- [Direction]: Check each line below for the word "erillisohjeet" and give the number of lines that have it, nothing more.

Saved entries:
☆ ☆ ☆

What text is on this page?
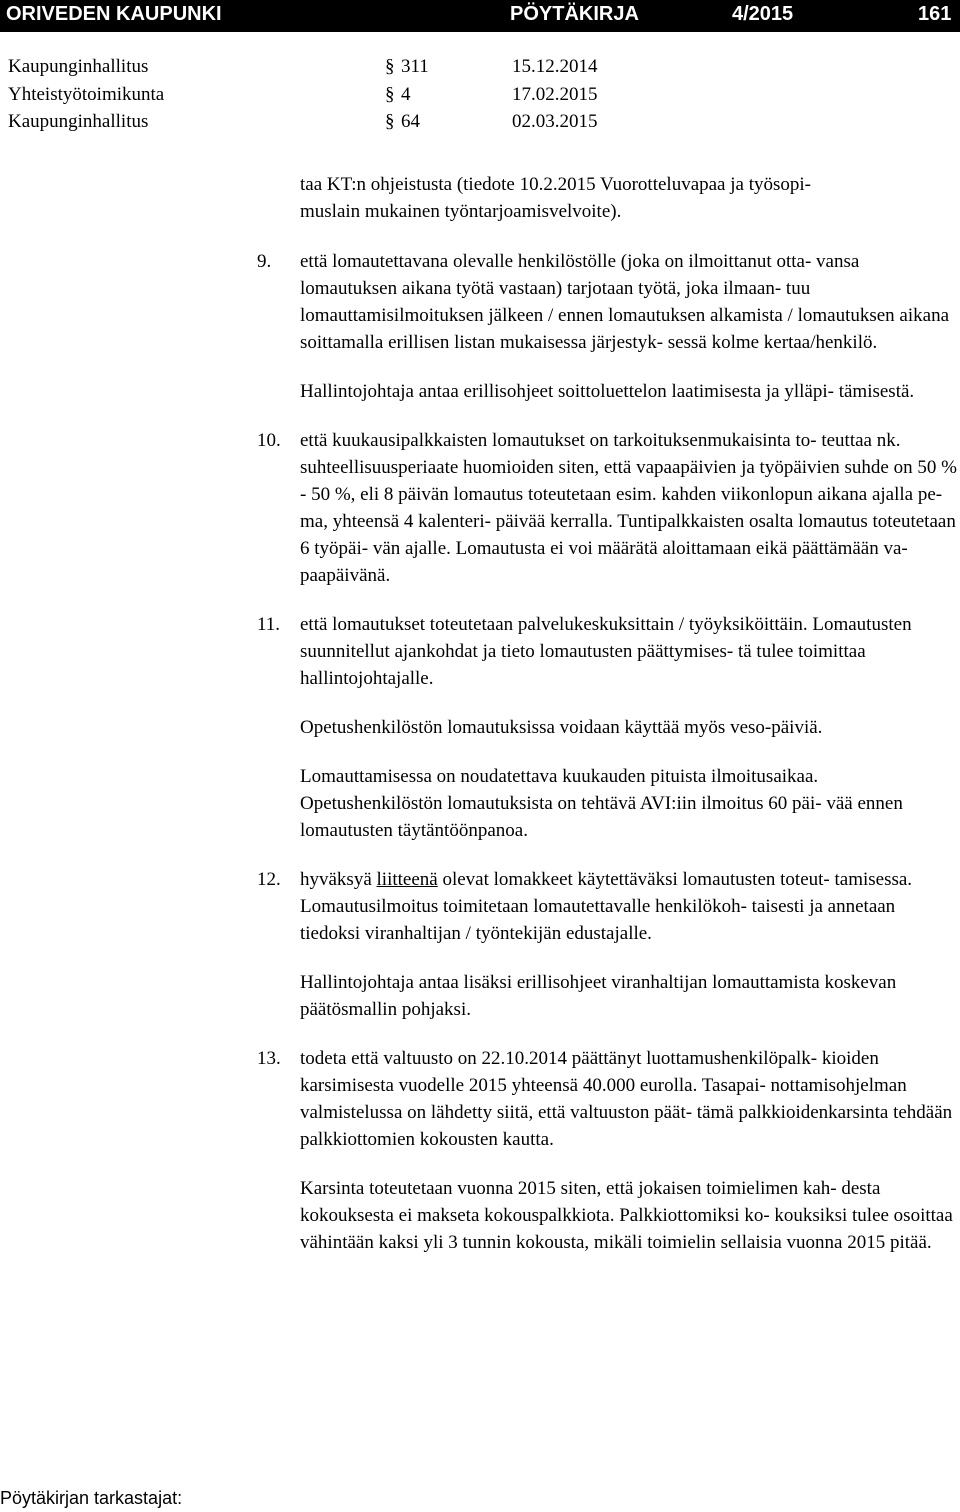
ORIVEDEN KAUPUNKI	PÖYTÄKIRJA	4/2015	161
Kaupunginhallitus	§ 311	15.12.2014
Yhteistyötoimikunta	§ 4	17.02.2015
Kaupunginhallitus	§ 64	02.03.2015

taa KT:n ohjeistusta (tiedote 10.2.2015 Vuorotteluvapaa ja työsopi-

muslain mukainen työntarjoamisvelvoite).

9. että lomautettavana olevalle henkilöstölle (joka on ilmoittanut otta- vansa lomautuksen aikana työtä vastaan) tarjotaan työtä, joka ilmaan- tuu lomauttamisilmoituksen jälkeen / ennen lomautuksen alkamista / lomautuksen aikana soittamalla erillisen listan mukaisessa järjestyk- sessä kolme kertaa/henkilö.

Hallintojohtaja antaa erillisohjeet soittoluettelon laatimisesta ja ylläpi- tämisestä.

10. että kuukausipalkkaisten lomautukset on tarkoituksenmukaisinta to- teuttaa nk. suhteellisuusperiaate huomioiden siten, että vapaapäivien ja työpäivien suhde on 50 % - 50 %, eli 8 päivän lomautus toteutetaan esim. kahden viikonlopun aikana ajalla pe-ma, yhteensä 4 kalenteri- päivää kerralla. Tuntipalkkaisten osalta lomautus toteutetaan 6 työpäi- vän ajalle. Lomautusta ei voi määrätä aloittamaan eikä päättämään va- paapäivänä.

11. että lomautukset toteutetaan palvelukeskuksittain / työyksiköittäin. Lomautusten suunnitellut ajankohdat ja tieto lomautusten päättymises- tä tulee toimittaa hallintojohtajalle.

Opetushenkilöstön lomautuksissa voidaan käyttää myös veso-päiviä.

Lomauttamisessa on noudatettava kuukauden pituista ilmoitusaikaa. Opetushenkilöstön lomautuksista on tehtävä AVI:iin ilmoitus 60 päi- vää ennen lomautusten täytäntöönpanoa.

12. hyväksyä liitteenä olevat lomakkeet käytettäväksi lomautusten toteut- tamisessa. Lomautusilmoitus toimitetaan lomautettavalle henkilökoh- taisesti ja annetaan tiedoksi viranhaltijan / työntekijän edustajalle.

Hallintojohtaja antaa lisäksi erillisohjeet viranhaltijan lomauttamista koskevan päätösmallin pohjaksi.

13. todeta että valtuusto on 22.10.2014 päättänyt luottamushenkilöpalk- kioiden karsimisesta vuodelle 2015 yhteensä 40.000 eurolla. Tasapai- nottamisohjelman valmistelussa on lähdetty siitä, että valtuuston päät- tämä palkkioidenkarsinta tehdään palkkiottomien kokousten kautta.

Karsinta toteutetaan vuonna 2015 siten, että jokaisen toimielimen kah- desta kokouksesta ei makseta kokouspalkkiota. Palkkiottomiksi ko- kouksiksi tulee osoittaa vähintään kaksi yli 3 tunnin kokousta, mikäli toimielin sellaisia vuonna 2015 pitää.

Pöytäkirjan tarkastajat:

☆ ☆ ☆

- [Response]: 2